• [Exercise brief]
Determine how many lines include "letter". Give the number and nothing else.

##### Extracted information

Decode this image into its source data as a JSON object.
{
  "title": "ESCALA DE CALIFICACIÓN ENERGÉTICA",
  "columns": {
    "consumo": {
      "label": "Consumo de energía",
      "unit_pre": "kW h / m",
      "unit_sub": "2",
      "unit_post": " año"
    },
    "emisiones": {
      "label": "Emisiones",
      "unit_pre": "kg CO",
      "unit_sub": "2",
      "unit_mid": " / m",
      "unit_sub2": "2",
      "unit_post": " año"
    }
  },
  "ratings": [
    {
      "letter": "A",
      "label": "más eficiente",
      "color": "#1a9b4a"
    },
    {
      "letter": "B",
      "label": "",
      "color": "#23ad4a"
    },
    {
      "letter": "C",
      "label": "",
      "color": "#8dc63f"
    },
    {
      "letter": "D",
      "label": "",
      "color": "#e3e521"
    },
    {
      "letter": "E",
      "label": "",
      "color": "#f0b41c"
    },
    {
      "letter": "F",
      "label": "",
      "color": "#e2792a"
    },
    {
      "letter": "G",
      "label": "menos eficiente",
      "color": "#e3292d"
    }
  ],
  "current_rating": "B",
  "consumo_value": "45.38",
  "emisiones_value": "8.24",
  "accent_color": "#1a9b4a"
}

##########

• [The solution]
7